— GOAL OF THE EXERCISE —
Scan the data below and pick out the lines containing the word "Dich".

------------------------------------

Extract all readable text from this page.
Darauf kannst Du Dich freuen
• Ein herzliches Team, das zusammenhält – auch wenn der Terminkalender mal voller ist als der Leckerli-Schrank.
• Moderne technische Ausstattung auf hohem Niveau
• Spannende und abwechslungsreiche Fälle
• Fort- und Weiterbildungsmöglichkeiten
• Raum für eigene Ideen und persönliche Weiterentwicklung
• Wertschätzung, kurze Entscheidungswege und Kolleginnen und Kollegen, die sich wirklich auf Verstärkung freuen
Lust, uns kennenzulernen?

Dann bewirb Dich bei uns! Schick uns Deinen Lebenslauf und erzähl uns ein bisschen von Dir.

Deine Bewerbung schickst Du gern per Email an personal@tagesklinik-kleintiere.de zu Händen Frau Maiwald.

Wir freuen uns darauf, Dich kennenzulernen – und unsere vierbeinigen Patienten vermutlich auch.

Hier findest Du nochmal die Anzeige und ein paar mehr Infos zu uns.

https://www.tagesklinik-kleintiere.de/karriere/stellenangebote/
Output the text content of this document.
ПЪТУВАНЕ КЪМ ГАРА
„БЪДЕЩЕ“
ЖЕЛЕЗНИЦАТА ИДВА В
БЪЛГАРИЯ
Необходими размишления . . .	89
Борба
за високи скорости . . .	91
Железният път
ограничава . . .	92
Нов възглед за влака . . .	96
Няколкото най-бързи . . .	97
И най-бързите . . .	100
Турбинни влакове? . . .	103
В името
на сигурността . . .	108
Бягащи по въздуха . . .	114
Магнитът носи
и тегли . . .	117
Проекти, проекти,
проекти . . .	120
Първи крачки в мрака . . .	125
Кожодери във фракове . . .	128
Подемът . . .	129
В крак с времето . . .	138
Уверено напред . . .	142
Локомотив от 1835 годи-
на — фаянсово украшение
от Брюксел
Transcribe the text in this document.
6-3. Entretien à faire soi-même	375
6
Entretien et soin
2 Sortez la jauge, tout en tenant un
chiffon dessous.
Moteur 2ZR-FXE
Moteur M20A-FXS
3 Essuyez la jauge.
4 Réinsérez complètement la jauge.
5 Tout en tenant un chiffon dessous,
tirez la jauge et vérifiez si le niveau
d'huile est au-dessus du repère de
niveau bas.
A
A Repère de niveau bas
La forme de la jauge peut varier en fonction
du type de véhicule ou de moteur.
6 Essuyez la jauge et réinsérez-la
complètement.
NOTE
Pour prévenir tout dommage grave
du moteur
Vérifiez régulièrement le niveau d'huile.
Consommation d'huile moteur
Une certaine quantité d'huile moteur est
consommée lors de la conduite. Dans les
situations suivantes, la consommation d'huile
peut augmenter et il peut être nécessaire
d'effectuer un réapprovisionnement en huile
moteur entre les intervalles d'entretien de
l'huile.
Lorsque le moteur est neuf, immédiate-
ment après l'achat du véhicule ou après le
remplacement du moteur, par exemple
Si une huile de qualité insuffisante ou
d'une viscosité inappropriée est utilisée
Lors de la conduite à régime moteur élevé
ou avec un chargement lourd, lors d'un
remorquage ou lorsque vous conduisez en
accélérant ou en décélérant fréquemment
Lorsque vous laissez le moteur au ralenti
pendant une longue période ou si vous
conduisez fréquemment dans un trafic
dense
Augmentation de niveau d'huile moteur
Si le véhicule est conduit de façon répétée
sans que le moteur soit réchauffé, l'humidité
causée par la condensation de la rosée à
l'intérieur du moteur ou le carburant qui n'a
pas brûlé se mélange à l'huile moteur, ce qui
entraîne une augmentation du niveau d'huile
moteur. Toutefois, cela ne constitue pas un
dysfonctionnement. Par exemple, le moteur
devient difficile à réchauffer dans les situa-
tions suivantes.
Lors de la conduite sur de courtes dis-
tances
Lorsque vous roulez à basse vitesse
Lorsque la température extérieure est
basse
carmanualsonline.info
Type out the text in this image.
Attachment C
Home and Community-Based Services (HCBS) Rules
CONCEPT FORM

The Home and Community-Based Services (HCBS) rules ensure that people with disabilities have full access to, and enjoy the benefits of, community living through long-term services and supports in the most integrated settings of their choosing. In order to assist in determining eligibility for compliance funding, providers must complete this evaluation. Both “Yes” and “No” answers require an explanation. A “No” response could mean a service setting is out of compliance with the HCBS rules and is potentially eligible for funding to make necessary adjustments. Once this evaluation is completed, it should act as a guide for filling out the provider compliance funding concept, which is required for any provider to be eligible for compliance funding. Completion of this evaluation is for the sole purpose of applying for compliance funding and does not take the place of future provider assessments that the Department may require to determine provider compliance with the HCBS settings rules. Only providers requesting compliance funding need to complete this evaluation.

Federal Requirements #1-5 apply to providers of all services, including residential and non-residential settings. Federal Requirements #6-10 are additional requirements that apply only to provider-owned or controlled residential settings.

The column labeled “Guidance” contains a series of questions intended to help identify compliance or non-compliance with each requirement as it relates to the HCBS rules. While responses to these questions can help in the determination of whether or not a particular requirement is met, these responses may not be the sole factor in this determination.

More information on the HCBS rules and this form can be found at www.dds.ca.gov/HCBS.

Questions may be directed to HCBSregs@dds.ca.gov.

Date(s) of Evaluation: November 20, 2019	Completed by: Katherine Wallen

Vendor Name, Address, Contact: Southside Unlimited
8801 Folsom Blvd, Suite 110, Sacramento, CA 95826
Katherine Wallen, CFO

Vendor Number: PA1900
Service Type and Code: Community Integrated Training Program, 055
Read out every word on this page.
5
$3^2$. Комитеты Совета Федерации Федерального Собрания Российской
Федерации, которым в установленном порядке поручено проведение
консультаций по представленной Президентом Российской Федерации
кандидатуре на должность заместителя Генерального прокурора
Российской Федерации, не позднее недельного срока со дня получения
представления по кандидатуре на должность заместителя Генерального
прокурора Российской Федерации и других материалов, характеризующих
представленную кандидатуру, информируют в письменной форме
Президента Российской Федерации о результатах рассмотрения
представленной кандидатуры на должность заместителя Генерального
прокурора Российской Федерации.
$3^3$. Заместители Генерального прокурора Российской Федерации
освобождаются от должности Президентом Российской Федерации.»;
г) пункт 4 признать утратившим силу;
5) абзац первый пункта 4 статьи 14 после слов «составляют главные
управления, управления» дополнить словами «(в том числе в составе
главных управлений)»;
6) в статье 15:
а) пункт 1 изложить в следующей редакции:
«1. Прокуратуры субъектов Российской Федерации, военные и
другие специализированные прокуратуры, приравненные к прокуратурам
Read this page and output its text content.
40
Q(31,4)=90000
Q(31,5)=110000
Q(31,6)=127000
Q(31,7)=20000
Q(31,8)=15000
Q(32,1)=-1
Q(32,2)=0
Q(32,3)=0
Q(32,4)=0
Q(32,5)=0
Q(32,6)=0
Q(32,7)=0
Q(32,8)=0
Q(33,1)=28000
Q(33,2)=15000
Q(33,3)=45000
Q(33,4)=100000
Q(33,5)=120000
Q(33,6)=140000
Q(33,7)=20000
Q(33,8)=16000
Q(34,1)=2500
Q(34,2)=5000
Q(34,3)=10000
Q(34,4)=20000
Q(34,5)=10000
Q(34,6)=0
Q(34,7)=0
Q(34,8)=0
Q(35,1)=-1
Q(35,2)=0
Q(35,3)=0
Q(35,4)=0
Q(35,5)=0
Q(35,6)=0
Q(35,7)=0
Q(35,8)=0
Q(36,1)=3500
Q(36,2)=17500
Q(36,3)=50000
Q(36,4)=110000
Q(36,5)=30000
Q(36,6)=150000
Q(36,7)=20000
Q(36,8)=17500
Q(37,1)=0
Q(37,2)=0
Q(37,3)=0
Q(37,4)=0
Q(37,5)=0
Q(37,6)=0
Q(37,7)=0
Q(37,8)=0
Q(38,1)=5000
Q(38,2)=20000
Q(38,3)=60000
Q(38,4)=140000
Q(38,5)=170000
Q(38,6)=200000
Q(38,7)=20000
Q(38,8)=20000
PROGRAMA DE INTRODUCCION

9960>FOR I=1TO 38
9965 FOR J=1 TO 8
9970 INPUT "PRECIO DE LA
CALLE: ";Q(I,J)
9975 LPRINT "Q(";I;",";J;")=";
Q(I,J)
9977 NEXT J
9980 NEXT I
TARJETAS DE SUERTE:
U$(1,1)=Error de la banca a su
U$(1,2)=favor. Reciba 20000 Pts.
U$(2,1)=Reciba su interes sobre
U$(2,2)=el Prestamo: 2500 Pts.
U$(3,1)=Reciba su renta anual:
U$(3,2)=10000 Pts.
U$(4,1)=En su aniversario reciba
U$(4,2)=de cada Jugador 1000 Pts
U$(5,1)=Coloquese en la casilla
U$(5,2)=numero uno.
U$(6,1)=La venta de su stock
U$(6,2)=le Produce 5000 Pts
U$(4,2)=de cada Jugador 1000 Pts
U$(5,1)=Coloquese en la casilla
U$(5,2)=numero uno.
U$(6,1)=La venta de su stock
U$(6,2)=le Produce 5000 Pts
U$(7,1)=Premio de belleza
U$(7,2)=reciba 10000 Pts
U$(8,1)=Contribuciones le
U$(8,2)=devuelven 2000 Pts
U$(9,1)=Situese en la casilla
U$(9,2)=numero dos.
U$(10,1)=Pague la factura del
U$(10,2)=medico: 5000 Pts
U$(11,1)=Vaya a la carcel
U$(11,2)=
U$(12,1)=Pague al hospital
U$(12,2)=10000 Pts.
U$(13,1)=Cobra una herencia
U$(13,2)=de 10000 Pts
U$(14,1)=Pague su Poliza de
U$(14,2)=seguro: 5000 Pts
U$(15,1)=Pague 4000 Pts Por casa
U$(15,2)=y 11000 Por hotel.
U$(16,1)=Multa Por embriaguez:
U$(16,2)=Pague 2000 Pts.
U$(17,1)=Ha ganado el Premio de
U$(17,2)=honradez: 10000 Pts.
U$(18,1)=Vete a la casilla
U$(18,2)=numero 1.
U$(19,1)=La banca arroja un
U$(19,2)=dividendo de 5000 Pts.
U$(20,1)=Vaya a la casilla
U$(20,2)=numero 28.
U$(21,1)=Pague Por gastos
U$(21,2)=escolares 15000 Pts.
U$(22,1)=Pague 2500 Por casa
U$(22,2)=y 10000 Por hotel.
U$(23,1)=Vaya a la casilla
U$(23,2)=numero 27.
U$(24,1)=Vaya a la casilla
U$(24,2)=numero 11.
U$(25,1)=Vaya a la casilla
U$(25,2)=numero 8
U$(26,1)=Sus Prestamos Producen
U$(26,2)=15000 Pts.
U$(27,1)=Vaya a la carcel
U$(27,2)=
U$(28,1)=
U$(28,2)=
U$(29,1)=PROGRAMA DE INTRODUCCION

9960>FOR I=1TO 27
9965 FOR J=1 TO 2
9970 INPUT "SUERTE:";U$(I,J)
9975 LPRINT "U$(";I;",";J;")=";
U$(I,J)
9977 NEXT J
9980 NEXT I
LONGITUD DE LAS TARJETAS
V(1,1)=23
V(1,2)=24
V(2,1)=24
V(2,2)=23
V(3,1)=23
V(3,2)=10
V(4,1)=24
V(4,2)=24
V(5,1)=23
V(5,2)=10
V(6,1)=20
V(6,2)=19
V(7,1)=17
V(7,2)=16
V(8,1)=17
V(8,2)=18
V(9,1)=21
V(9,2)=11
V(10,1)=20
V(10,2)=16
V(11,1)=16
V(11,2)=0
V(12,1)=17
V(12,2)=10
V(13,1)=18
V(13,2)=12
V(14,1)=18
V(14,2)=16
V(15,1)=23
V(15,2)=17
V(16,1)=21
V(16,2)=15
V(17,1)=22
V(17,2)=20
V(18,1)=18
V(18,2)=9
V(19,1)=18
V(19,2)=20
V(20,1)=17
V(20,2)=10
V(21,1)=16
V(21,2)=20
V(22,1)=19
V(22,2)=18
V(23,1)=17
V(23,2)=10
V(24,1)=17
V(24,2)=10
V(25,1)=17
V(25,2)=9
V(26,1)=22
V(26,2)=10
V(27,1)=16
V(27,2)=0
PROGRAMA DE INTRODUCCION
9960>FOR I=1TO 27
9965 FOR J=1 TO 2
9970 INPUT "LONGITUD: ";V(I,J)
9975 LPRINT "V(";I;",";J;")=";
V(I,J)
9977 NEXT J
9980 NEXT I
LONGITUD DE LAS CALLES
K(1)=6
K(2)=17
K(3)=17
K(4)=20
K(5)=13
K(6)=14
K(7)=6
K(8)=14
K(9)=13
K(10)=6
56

------------------------------------

— FINISHED ANSWER —
Darauf kannst Du Dich freuen
Dann bewirb Dich bei uns! Schick uns Deinen Lebenslauf und erzähl uns ein bisschen von Dir.
Wir freuen uns darauf, Dich kennenzulernen – und unsere vierbeinigen Patienten vermutlich auch.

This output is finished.